Make an exact copy of the records, with the pictures left out.

++++ Provided data

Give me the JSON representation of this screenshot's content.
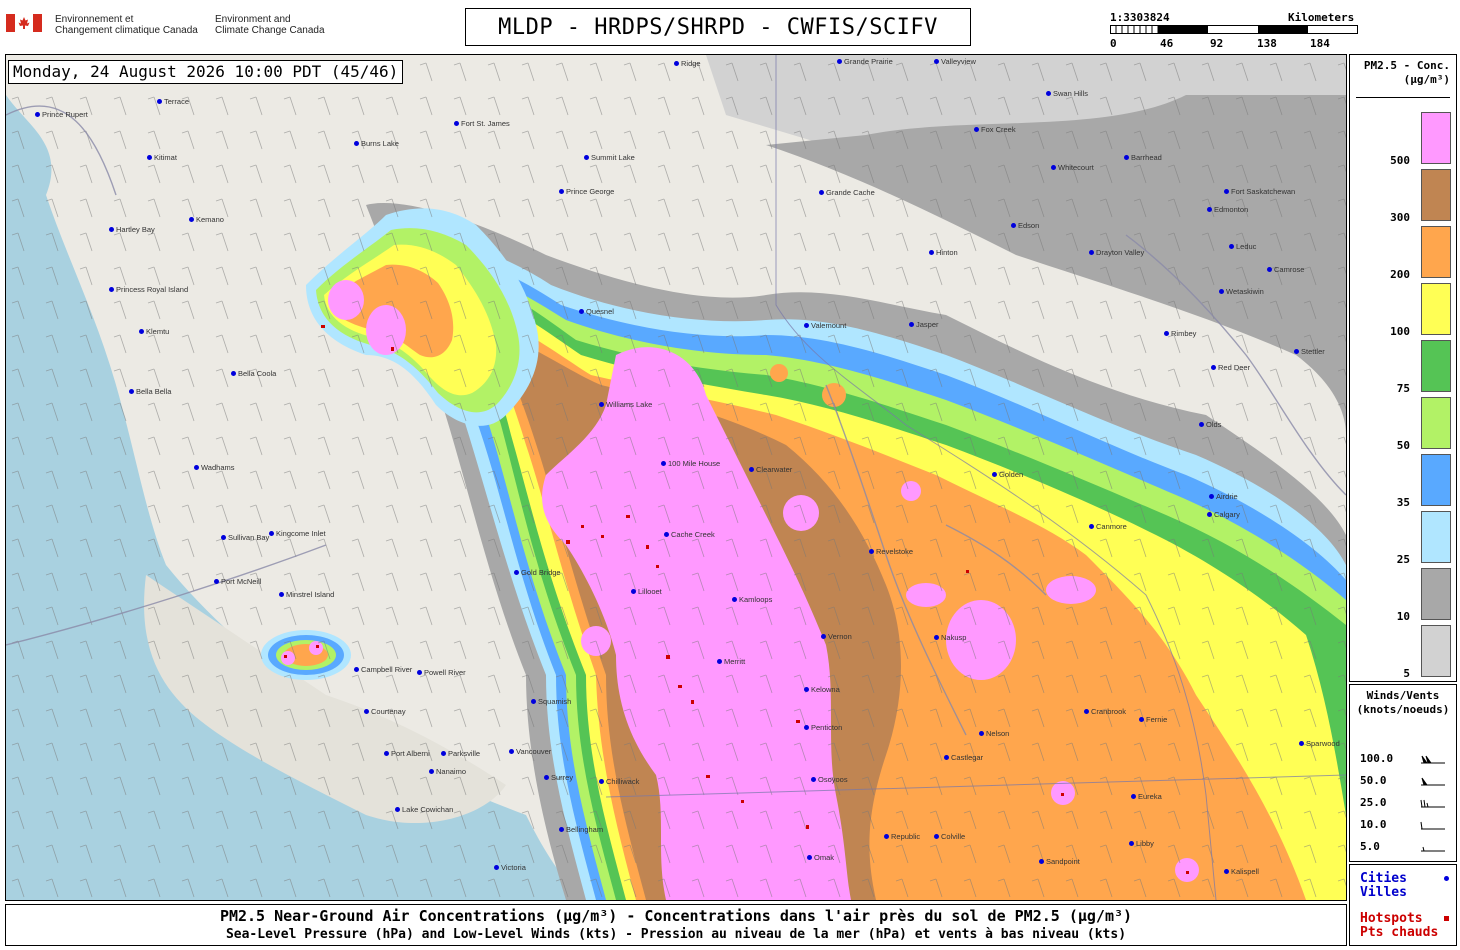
{
  "header": {
    "gov_fr_line1": "Environnement et",
    "gov_fr_line2": "Changement climatique Canada",
    "gov_en_line1": "Environment and",
    "gov_en_line2": "Climate Change Canada",
    "title": "MLDP - HRDPS/SHRPD - CWFIS/SCIFV",
    "scale_ratio": "1:3303824",
    "scale_units": "Kilometers",
    "scale_ticks": [
      "0",
      "46",
      "92",
      "138",
      "184"
    ]
  },
  "map": {
    "timestamp": "Monday, 24 August 2026 10:00 PDT (45/46)",
    "cities": [
      "Prince Rupert",
      "Terrace",
      "Kitimat",
      "Kemano",
      "Hartley Bay",
      "Princess Royal Island",
      "Klemtu",
      "Bella Bella",
      "Bella Coola",
      "Wadhams",
      "Sullivan Bay",
      "Port McNeill",
      "Kingcome Inlet",
      "Minstrel Island",
      "Campbell River",
      "Powell River",
      "Courtenay",
      "Port Alberni",
      "Parksville",
      "Nanaimo",
      "Lake Cowichan",
      "Victoria",
      "Vancouver",
      "Surrey",
      "Squamish",
      "Bellingham",
      "Burns Lake",
      "Fort St. James",
      "Prince George",
      "Summit Lake",
      "Quesnel",
      "Williams Lake",
      "100 Mile House",
      "Clearwater",
      "Cache Creek",
      "Kamloops",
      "Lillooet",
      "Gold Bridge",
      "Vernon",
      "Kelowna",
      "Penticton",
      "Osoyoos",
      "Merritt",
      "Revelstoke",
      "Nakusp",
      "Nelson",
      "Castlegar",
      "Cranbrook",
      "Fernie",
      "Golden",
      "Canmore",
      "Valemount",
      "Jasper",
      "Hinton",
      "Edson",
      "Whitecourt",
      "Fox Creek",
      "Swan Hills",
      "Barrhead",
      "Fort Saskatchewan",
      "Edmonton",
      "Leduc",
      "Camrose",
      "Wetaskiwin",
      "Drayton Valley",
      "Rimbey",
      "Red Deer",
      "Stettler",
      "Olds",
      "Airdrie",
      "Calgary",
      "Sparwood",
      "Eureka",
      "Libby",
      "Kalispell",
      "Sandpoint",
      "Colville",
      "Republic",
      "Omak",
      "Chilliwack",
      "Grande Prairie",
      "Grande Cache",
      "Valleyview",
      "Ridge"
    ],
    "hotspot_color": "#cc0000",
    "city_color": "#0000dd"
  },
  "legend": {
    "title_line1": "PM2.5 - Conc.",
    "title_line2": "(µg/m³)",
    "bins": [
      {
        "label": "500",
        "color": "#ff99ff"
      },
      {
        "label": "300",
        "color": "#c08552"
      },
      {
        "label": "200",
        "color": "#ffa64d"
      },
      {
        "label": "100",
        "color": "#ffff55"
      },
      {
        "label": "75",
        "color": "#55c455"
      },
      {
        "label": "50",
        "color": "#b2f266"
      },
      {
        "label": "35",
        "color": "#59a9ff"
      },
      {
        "label": "25",
        "color": "#b0e6ff"
      },
      {
        "label": "10",
        "color": "#a8a8a8"
      },
      {
        "label": "5",
        "color": "#d2d2d2"
      }
    ]
  },
  "winds": {
    "title_line1": "Winds/Vents",
    "title_line2": "(knots/noeuds)",
    "rows": [
      "100.0",
      "50.0",
      "25.0",
      "10.0",
      "5.0"
    ]
  },
  "key": {
    "cities_line1": "Cities",
    "cities_line2": "Villes",
    "hotspots_line1": "Hotspots",
    "hotspots_line2": "Pts chauds"
  },
  "footer": {
    "line1": "PM2.5 Near-Ground Air Concentrations (µg/m³) - Concentrations dans l'air près du sol de PM2.5 (µg/m³)",
    "line2": "Sea-Level Pressure (hPa) and Low-Level Winds (kts) - Pression au niveau de la mer (hPa) et vents à bas niveau (kts)"
  }
}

++++++++

▸ Completed task:
Give me the JSON representation of this screenshot's content.
{
  "header": {
    "gov_fr_line1": "Environnement et",
    "gov_fr_line2": "Changement climatique Canada",
    "gov_en_line1": "Environment and",
    "gov_en_line2": "Climate Change Canada",
    "title": "MLDP - HRDPS/SHRPD - CWFIS/SCIFV",
    "scale_ratio": "1:3303824",
    "scale_units": "Kilometers",
    "scale_ticks": [
      "0",
      "46",
      "92",
      "138",
      "184"
    ]
  },
  "map": {
    "timestamp": "Monday, 24 August 2026 10:00 PDT (45/46)",
    "cities": [
      "Prince Rupert",
      "Terrace",
      "Kitimat",
      "Kemano",
      "Hartley Bay",
      "Princess Royal Island",
      "Klemtu",
      "Bella Bella",
      "Bella Coola",
      "Wadhams",
      "Sullivan Bay",
      "Port McNeill",
      "Kingcome Inlet",
      "Minstrel Island",
      "Campbell River",
      "Powell River",
      "Courtenay",
      "Port Alberni",
      "Parksville",
      "Nanaimo",
      "Lake Cowichan",
      "Victoria",
      "Vancouver",
      "Surrey",
      "Squamish",
      "Bellingham",
      "Burns Lake",
      "Fort St. James",
      "Prince George",
      "Summit Lake",
      "Quesnel",
      "Williams Lake",
      "100 Mile House",
      "Clearwater",
      "Cache Creek",
      "Kamloops",
      "Lillooet",
      "Gold Bridge",
      "Vernon",
      "Kelowna",
      "Penticton",
      "Osoyoos",
      "Merritt",
      "Revelstoke",
      "Nakusp",
      "Nelson",
      "Castlegar",
      "Cranbrook",
      "Fernie",
      "Golden",
      "Canmore",
      "Valemount",
      "Jasper",
      "Hinton",
      "Edson",
      "Whitecourt",
      "Fox Creek",
      "Swan Hills",
      "Barrhead",
      "Fort Saskatchewan",
      "Edmonton",
      "Leduc",
      "Camrose",
      "Wetaskiwin",
      "Drayton Valley",
      "Rimbey",
      "Red Deer",
      "Stettler",
      "Olds",
      "Airdrie",
      "Calgary",
      "Sparwood",
      "Eureka",
      "Libby",
      "Kalispell",
      "Sandpoint",
      "Colville",
      "Republic",
      "Omak",
      "Chilliwack",
      "Grande Prairie",
      "Grande Cache",
      "Valleyview",
      "Ridge"
    ],
    "hotspot_color": "#cc0000",
    "city_color": "#0000dd"
  },
  "legend": {
    "title_line1": "PM2.5 - Conc.",
    "title_line2": "(µg/m³)",
    "bins": [
      {
        "label": "500",
        "color": "#ff99ff"
      },
      {
        "label": "300",
        "color": "#c08552"
      },
      {
        "label": "200",
        "color": "#ffa64d"
      },
      {
        "label": "100",
        "color": "#ffff55"
      },
      {
        "label": "75",
        "color": "#55c455"
      },
      {
        "label": "50",
        "color": "#b2f266"
      },
      {
        "label": "35",
        "color": "#59a9ff"
      },
      {
        "label": "25",
        "color": "#b0e6ff"
      },
      {
        "label": "10",
        "color": "#a8a8a8"
      },
      {
        "label": "5",
        "color": "#d2d2d2"
      }
    ]
  },
  "winds": {
    "title_line1": "Winds/Vents",
    "title_line2": "(knots/noeuds)",
    "rows": [
      "100.0",
      "50.0",
      "25.0",
      "10.0",
      "5.0"
    ]
  },
  "key": {
    "cities_line1": "Cities",
    "cities_line2": "Villes",
    "hotspots_line1": "Hotspots",
    "hotspots_line2": "Pts chauds"
  },
  "footer": {
    "line1": "PM2.5 Near-Ground Air Concentrations (µg/m³) - Concentrations dans l'air près du sol de PM2.5 (µg/m³)",
    "line2": "Sea-Level Pressure (hPa) and Low-Level Winds (kts) - Pression au niveau de la mer (hPa) et vents à bas niveau (kts)"
  }
}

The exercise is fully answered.